___ MATERIAL PROVIDED

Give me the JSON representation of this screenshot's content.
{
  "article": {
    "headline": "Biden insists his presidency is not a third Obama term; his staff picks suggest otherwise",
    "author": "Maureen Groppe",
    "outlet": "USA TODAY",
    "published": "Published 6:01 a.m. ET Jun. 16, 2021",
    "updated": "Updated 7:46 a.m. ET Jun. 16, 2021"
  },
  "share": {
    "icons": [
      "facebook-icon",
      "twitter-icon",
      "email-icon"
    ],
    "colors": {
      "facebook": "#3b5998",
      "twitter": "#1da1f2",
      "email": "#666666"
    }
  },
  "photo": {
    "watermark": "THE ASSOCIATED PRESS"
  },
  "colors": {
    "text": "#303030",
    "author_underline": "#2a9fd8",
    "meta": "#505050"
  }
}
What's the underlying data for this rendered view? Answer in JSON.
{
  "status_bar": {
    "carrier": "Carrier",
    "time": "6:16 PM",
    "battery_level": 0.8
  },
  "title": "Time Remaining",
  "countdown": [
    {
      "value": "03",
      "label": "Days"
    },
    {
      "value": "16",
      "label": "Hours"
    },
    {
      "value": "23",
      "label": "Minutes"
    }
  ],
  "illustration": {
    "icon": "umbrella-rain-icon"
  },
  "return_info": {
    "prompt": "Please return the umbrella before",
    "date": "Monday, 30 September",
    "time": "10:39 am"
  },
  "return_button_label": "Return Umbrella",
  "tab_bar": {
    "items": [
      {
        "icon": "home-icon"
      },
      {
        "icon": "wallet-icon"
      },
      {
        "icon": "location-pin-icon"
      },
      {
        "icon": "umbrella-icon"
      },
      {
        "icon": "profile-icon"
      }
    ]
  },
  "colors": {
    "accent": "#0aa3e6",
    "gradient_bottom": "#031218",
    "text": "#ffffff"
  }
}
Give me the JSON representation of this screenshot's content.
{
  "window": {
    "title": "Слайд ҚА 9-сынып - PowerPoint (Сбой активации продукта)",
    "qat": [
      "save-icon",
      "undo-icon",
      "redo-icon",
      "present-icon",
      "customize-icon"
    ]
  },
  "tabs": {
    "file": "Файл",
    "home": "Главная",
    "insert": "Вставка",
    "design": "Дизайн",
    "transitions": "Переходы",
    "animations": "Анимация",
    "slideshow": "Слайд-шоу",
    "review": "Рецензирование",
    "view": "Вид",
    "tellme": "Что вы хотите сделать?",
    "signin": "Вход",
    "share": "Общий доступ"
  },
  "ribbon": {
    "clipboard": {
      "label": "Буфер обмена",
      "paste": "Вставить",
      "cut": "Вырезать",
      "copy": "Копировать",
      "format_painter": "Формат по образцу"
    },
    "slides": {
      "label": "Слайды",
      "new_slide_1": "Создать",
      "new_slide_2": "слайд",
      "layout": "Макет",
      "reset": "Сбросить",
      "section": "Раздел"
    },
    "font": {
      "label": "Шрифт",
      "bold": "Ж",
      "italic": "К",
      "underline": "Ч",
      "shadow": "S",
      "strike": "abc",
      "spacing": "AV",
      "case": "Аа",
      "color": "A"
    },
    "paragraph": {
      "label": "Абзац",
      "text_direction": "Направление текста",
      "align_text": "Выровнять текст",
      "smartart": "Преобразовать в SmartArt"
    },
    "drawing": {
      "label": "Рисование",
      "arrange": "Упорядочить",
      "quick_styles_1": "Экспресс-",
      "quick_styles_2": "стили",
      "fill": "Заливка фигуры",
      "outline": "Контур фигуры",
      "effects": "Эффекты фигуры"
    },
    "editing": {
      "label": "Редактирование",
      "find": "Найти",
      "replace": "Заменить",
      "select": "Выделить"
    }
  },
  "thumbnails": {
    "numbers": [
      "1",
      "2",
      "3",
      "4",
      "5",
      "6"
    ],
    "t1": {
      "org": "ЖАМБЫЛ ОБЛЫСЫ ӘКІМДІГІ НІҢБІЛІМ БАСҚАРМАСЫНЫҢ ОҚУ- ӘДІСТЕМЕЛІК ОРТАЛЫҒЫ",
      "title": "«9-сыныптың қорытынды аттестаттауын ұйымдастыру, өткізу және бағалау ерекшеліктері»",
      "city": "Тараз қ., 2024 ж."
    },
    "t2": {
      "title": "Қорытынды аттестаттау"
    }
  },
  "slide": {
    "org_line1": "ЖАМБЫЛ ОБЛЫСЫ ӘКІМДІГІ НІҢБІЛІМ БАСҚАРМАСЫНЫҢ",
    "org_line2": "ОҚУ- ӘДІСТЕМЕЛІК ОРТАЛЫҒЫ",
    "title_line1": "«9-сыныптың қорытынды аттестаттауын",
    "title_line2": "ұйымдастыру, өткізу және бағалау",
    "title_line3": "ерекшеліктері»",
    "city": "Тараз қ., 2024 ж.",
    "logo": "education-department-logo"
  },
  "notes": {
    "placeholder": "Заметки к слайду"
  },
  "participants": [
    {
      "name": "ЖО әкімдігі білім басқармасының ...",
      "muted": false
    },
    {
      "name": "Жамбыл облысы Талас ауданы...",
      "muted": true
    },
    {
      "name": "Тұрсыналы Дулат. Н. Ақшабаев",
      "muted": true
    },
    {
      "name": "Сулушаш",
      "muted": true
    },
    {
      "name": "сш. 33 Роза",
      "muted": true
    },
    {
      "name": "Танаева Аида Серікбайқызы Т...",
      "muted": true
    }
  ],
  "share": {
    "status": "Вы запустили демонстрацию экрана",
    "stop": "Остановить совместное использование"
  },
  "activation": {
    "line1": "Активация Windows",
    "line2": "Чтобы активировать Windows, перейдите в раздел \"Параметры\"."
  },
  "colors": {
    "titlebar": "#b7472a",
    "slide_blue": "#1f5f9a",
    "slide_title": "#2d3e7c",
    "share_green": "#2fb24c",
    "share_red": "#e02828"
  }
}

______

- **GIVEN TASK**
Write out the entries in full, exactly as given.

- **WRITTEN ANSWER**
Give me the JSON representation of this screenshot's content.
{
  "article": {
    "headline": "Biden insists his presidency is not a third Obama term; his staff picks suggest otherwise",
    "author": "Maureen Groppe",
    "outlet": "USA TODAY",
    "published": "Published 6:01 a.m. ET Jun. 16, 2021",
    "updated": "Updated 7:46 a.m. ET Jun. 16, 2021"
  },
  "share": {
    "icons": [
      "facebook-icon",
      "twitter-icon",
      "email-icon"
    ],
    "colors": {
      "facebook": "#3b5998",
      "twitter": "#1da1f2",
      "email": "#666666"
    }
  },
  "photo": {
    "watermark": "THE ASSOCIATED PRESS"
  },
  "colors": {
    "text": "#303030",
    "author_underline": "#2a9fd8",
    "meta": "#505050"
  }
}
What's the underlying data for this rendered view? Answer in JSON.
{
  "status_bar": {
    "carrier": "Carrier",
    "time": "6:16 PM",
    "battery_level": 0.8
  },
  "title": "Time Remaining",
  "countdown": [
    {
      "value": "03",
      "label": "Days"
    },
    {
      "value": "16",
      "label": "Hours"
    },
    {
      "value": "23",
      "label": "Minutes"
    }
  ],
  "illustration": {
    "icon": "umbrella-rain-icon"
  },
  "return_info": {
    "prompt": "Please return the umbrella before",
    "date": "Monday, 30 September",
    "time": "10:39 am"
  },
  "return_button_label": "Return Umbrella",
  "tab_bar": {
    "items": [
      {
        "icon": "home-icon"
      },
      {
        "icon": "wallet-icon"
      },
      {
        "icon": "location-pin-icon"
      },
      {
        "icon": "umbrella-icon"
      },
      {
        "icon": "profile-icon"
      }
    ]
  },
  "colors": {
    "accent": "#0aa3e6",
    "gradient_bottom": "#031218",
    "text": "#ffffff"
  }
}
Give me the JSON representation of this screenshot's content.
{
  "window": {
    "title": "Слайд ҚА 9-сынып - PowerPoint (Сбой активации продукта)",
    "qat": [
      "save-icon",
      "undo-icon",
      "redo-icon",
      "present-icon",
      "customize-icon"
    ]
  },
  "tabs": {
    "file": "Файл",
    "home": "Главная",
    "insert": "Вставка",
    "design": "Дизайн",
    "transitions": "Переходы",
    "animations": "Анимация",
    "slideshow": "Слайд-шоу",
    "review": "Рецензирование",
    "view": "Вид",
    "tellme": "Что вы хотите сделать?",
    "signin": "Вход",
    "share": "Общий доступ"
  },
  "ribbon": {
    "clipboard": {
      "label": "Буфер обмена",
      "paste": "Вставить",
      "cut": "Вырезать",
      "copy": "Копировать",
      "format_painter": "Формат по образцу"
    },
    "slides": {
      "label": "Слайды",
      "new_slide_1": "Создать",
      "new_slide_2": "слайд",
      "layout": "Макет",
      "reset": "Сбросить",
      "section": "Раздел"
    },
    "font": {
      "label": "Шрифт",
      "bold": "Ж",
      "italic": "К",
      "underline": "Ч",
      "shadow": "S",
      "strike": "abc",
      "spacing": "AV",
      "case": "Аа",
      "color": "A"
    },
    "paragraph": {
      "label": "Абзац",
      "text_direction": "Направление текста",
      "align_text": "Выровнять текст",
      "smartart": "Преобразовать в SmartArt"
    },
    "drawing": {
      "label": "Рисование",
      "arrange": "Упорядочить",
      "quick_styles_1": "Экспресс-",
      "quick_styles_2": "стили",
      "fill": "Заливка фигуры",
      "outline": "Контур фигуры",
      "effects": "Эффекты фигуры"
    },
    "editing": {
      "label": "Редактирование",
      "find": "Найти",
      "replace": "Заменить",
      "select": "Выделить"
    }
  },
  "thumbnails": {
    "numbers": [
      "1",
      "2",
      "3",
      "4",
      "5",
      "6"
    ],
    "t1": {
      "org": "ЖАМБЫЛ ОБЛЫСЫ ӘКІМДІГІ НІҢБІЛІМ БАСҚАРМАСЫНЫҢ ОҚУ- ӘДІСТЕМЕЛІК ОРТАЛЫҒЫ",
      "title": "«9-сыныптың қорытынды аттестаттауын ұйымдастыру, өткізу және бағалау ерекшеліктері»",
      "city": "Тараз қ., 2024 ж."
    },
    "t2": {
      "title": "Қорытынды аттестаттау"
    }
  },
  "slide": {
    "org_line1": "ЖАМБЫЛ ОБЛЫСЫ ӘКІМДІГІ НІҢБІЛІМ БАСҚАРМАСЫНЫҢ",
    "org_line2": "ОҚУ- ӘДІСТЕМЕЛІК ОРТАЛЫҒЫ",
    "title_line1": "«9-сыныптың қорытынды аттестаттауын",
    "title_line2": "ұйымдастыру, өткізу және бағалау",
    "title_line3": "ерекшеліктері»",
    "city": "Тараз қ., 2024 ж.",
    "logo": "education-department-logo"
  },
  "notes": {
    "placeholder": "Заметки к слайду"
  },
  "participants": [
    {
      "name": "ЖО әкімдігі білім басқармасының ...",
      "muted": false
    },
    {
      "name": "Жамбыл облысы Талас ауданы...",
      "muted": true
    },
    {
      "name": "Тұрсыналы Дулат. Н. Ақшабаев",
      "muted": true
    },
    {
      "name": "Сулушаш",
      "muted": true
    },
    {
      "name": "сш. 33 Роза",
      "muted": true
    },
    {
      "name": "Танаева Аида Серікбайқызы Т...",
      "muted": true
    }
  ],
  "share": {
    "status": "Вы запустили демонстрацию экрана",
    "stop": "Остановить совместное использование"
  },
  "activation": {
    "line1": "Активация Windows",
    "line2": "Чтобы активировать Windows, перейдите в раздел \"Параметры\"."
  },
  "colors": {
    "titlebar": "#b7472a",
    "slide_blue": "#1f5f9a",
    "slide_title": "#2d3e7c",
    "share_green": "#2fb24c",
    "share_red": "#e02828"
  }
}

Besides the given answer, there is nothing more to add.